DIRECTIONS FOR THIS TASK >>
Extract every line that contains the word "korrekt".

[Start of PROVIDED RECORDS]

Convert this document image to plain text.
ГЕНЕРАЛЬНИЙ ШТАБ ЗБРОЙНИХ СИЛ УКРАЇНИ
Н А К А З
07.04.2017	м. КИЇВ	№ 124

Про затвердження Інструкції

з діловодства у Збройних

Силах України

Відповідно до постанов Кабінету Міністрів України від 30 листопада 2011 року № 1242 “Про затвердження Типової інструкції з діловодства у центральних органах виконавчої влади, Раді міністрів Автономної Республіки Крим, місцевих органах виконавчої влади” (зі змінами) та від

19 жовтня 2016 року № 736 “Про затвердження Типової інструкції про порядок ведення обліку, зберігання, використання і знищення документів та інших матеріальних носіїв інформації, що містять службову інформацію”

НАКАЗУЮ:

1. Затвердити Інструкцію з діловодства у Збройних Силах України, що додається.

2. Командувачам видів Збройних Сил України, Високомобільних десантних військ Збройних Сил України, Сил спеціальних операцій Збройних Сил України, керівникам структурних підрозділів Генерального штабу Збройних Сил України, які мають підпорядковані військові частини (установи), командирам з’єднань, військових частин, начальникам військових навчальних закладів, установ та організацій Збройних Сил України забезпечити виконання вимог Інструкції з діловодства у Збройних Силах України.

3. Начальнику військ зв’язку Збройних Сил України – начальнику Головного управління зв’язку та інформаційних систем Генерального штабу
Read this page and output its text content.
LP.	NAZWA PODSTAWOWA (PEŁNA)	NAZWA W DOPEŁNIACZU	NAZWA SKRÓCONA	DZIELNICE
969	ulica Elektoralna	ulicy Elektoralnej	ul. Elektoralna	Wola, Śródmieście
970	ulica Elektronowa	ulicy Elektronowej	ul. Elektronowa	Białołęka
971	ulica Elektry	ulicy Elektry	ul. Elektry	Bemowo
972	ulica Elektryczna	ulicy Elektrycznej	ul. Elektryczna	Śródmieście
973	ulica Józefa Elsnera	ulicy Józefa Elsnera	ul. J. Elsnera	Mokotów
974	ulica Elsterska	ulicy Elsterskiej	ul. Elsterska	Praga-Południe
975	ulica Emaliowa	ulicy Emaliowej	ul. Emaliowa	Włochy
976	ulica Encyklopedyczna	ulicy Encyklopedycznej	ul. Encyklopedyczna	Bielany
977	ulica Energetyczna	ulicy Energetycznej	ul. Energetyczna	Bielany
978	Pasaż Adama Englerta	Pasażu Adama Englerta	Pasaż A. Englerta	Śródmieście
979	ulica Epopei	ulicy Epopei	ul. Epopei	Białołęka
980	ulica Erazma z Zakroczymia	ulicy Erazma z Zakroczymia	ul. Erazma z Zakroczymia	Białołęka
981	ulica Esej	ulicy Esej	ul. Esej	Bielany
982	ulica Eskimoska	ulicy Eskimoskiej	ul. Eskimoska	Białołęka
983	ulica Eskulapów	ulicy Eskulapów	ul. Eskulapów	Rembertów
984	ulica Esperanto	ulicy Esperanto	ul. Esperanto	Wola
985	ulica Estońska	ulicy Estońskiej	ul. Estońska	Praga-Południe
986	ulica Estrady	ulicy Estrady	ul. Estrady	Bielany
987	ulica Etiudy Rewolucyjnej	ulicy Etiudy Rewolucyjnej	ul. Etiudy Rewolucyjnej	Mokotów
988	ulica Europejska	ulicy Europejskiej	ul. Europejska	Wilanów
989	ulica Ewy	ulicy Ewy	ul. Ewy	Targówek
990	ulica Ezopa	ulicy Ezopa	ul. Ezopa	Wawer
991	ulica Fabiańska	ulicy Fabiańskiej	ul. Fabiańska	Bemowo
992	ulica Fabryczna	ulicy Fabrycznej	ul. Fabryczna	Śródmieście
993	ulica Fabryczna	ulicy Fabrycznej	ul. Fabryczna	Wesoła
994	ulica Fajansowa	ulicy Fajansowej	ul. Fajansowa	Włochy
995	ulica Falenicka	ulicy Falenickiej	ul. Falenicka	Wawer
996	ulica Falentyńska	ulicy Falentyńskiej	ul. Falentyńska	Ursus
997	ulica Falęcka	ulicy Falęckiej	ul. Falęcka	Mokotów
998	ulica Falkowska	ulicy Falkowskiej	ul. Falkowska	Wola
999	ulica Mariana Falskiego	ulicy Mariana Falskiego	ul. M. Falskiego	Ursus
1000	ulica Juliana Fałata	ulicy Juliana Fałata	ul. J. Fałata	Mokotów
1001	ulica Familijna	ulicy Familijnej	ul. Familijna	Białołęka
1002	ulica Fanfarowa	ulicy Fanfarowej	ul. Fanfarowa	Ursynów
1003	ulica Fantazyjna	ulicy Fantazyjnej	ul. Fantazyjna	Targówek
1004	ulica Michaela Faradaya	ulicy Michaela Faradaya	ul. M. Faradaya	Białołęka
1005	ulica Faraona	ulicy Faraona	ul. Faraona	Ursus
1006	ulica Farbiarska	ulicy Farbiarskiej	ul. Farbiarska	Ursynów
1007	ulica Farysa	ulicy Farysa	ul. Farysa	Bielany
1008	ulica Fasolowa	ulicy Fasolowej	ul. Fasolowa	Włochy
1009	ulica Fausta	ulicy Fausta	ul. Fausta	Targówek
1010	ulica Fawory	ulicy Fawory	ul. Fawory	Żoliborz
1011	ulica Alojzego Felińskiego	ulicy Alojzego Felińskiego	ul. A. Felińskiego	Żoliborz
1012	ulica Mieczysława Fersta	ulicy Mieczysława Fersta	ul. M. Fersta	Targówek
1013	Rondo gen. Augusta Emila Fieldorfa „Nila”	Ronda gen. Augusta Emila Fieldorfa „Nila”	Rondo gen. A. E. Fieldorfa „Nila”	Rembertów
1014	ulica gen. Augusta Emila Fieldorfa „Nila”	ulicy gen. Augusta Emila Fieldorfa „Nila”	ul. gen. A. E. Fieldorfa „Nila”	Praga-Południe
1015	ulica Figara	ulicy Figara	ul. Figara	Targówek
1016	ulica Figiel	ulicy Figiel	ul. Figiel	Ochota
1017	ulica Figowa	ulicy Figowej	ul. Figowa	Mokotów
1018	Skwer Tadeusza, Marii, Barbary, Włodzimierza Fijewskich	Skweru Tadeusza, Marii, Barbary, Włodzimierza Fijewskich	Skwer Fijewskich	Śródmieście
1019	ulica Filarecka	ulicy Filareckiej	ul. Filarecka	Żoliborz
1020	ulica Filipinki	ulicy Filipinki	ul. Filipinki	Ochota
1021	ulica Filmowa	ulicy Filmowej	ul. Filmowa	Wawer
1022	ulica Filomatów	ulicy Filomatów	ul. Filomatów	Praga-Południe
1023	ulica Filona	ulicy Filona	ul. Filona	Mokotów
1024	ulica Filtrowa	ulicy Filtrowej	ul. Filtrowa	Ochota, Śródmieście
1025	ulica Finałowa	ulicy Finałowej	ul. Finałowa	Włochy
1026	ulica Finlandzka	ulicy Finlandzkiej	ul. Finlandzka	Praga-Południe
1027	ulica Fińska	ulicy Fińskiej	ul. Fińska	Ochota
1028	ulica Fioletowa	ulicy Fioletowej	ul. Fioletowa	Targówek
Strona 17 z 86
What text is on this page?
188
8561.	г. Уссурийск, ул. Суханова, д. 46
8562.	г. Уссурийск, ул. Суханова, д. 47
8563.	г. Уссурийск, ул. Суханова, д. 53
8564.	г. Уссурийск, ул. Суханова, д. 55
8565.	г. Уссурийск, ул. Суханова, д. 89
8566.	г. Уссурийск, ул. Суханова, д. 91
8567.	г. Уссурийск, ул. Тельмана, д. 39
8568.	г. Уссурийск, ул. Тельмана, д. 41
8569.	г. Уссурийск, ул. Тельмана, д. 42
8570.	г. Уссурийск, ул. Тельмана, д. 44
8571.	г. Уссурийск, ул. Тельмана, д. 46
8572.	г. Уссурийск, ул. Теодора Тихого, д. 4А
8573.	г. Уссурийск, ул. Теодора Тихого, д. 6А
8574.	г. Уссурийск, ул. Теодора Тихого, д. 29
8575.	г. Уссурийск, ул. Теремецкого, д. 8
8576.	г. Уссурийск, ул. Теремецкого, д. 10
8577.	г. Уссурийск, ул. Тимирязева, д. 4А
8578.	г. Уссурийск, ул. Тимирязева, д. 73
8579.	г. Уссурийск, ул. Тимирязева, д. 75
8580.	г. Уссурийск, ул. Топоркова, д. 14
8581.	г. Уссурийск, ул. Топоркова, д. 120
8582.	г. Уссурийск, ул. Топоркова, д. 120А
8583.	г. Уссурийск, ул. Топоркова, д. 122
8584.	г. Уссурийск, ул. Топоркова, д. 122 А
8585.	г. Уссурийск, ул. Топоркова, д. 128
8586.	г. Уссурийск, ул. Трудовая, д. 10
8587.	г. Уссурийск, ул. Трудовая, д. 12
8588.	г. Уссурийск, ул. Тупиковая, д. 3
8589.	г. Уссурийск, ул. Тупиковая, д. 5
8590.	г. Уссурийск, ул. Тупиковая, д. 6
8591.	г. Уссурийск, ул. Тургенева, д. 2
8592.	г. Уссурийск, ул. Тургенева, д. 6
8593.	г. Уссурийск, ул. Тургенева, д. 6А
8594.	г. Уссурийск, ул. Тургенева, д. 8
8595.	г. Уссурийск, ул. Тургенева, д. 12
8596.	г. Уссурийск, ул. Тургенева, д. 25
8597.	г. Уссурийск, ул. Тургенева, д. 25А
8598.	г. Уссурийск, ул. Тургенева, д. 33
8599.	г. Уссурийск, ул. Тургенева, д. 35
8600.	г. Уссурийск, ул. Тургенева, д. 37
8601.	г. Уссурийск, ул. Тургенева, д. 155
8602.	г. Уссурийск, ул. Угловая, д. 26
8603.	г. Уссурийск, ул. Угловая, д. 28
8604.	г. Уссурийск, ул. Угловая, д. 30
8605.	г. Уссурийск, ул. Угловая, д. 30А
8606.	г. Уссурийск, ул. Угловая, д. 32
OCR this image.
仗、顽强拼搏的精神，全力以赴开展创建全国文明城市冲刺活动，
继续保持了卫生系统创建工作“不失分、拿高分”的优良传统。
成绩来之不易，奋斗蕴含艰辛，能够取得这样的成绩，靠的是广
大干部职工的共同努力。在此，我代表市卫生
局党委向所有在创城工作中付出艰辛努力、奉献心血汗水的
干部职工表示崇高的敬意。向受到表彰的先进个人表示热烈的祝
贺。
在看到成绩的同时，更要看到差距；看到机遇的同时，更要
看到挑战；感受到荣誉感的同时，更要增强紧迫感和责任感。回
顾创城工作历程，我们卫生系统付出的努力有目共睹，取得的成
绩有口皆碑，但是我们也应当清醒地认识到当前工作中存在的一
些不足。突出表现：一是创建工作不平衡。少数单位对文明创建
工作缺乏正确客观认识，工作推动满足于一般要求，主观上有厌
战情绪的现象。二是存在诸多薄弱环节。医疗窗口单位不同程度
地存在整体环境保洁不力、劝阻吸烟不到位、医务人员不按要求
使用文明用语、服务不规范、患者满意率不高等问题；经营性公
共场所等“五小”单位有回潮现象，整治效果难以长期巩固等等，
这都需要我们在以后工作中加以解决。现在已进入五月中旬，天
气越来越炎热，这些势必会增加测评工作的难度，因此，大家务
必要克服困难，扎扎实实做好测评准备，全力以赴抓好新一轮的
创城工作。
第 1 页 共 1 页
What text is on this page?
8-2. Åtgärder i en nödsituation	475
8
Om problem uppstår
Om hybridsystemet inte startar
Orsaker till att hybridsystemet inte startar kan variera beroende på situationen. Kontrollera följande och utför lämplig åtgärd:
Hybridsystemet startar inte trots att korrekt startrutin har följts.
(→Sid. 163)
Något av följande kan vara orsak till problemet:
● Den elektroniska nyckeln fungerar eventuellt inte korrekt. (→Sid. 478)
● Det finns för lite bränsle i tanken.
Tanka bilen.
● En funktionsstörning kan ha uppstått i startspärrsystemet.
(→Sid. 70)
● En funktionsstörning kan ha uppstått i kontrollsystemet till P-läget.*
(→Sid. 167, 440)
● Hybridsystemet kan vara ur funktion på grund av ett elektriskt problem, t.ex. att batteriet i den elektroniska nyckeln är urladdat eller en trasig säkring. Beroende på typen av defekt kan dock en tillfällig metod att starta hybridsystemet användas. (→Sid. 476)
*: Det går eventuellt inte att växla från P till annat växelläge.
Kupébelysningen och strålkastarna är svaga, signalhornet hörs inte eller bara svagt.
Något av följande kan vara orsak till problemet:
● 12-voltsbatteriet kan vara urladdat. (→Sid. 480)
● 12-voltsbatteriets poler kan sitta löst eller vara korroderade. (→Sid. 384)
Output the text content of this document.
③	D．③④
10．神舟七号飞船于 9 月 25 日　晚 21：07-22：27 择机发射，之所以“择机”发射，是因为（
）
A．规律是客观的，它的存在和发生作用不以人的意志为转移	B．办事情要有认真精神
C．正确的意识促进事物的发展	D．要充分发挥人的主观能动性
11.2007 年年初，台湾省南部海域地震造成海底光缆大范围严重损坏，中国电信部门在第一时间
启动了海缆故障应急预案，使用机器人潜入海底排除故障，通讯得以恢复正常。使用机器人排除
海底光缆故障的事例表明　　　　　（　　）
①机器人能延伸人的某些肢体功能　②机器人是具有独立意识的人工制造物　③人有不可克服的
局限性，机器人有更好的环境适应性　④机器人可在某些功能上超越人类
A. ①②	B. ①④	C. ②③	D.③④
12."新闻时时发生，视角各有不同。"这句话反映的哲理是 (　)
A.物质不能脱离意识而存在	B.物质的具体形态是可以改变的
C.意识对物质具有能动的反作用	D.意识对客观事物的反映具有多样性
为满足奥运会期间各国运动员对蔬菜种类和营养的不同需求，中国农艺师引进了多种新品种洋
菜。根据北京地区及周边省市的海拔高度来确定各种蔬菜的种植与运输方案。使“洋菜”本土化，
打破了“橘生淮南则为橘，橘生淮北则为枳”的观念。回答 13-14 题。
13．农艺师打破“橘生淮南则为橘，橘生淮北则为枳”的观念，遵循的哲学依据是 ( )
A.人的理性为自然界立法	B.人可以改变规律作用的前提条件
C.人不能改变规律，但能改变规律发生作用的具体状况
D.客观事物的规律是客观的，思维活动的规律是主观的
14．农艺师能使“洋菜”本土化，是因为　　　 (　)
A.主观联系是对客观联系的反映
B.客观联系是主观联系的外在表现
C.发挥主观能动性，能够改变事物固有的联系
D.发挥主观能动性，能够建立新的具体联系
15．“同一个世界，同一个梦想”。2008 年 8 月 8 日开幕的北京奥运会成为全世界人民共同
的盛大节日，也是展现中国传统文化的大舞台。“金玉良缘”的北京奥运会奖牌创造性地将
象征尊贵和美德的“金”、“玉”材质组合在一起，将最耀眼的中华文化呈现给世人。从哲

[End of PROVIDED RECORDS]

ANSWER IN FULL >>
Hybridsystemet startar inte trots att korrekt startrutin har följts.
● Den elektroniska nyckeln fungerar eventuellt inte korrekt. (→Sid. 478)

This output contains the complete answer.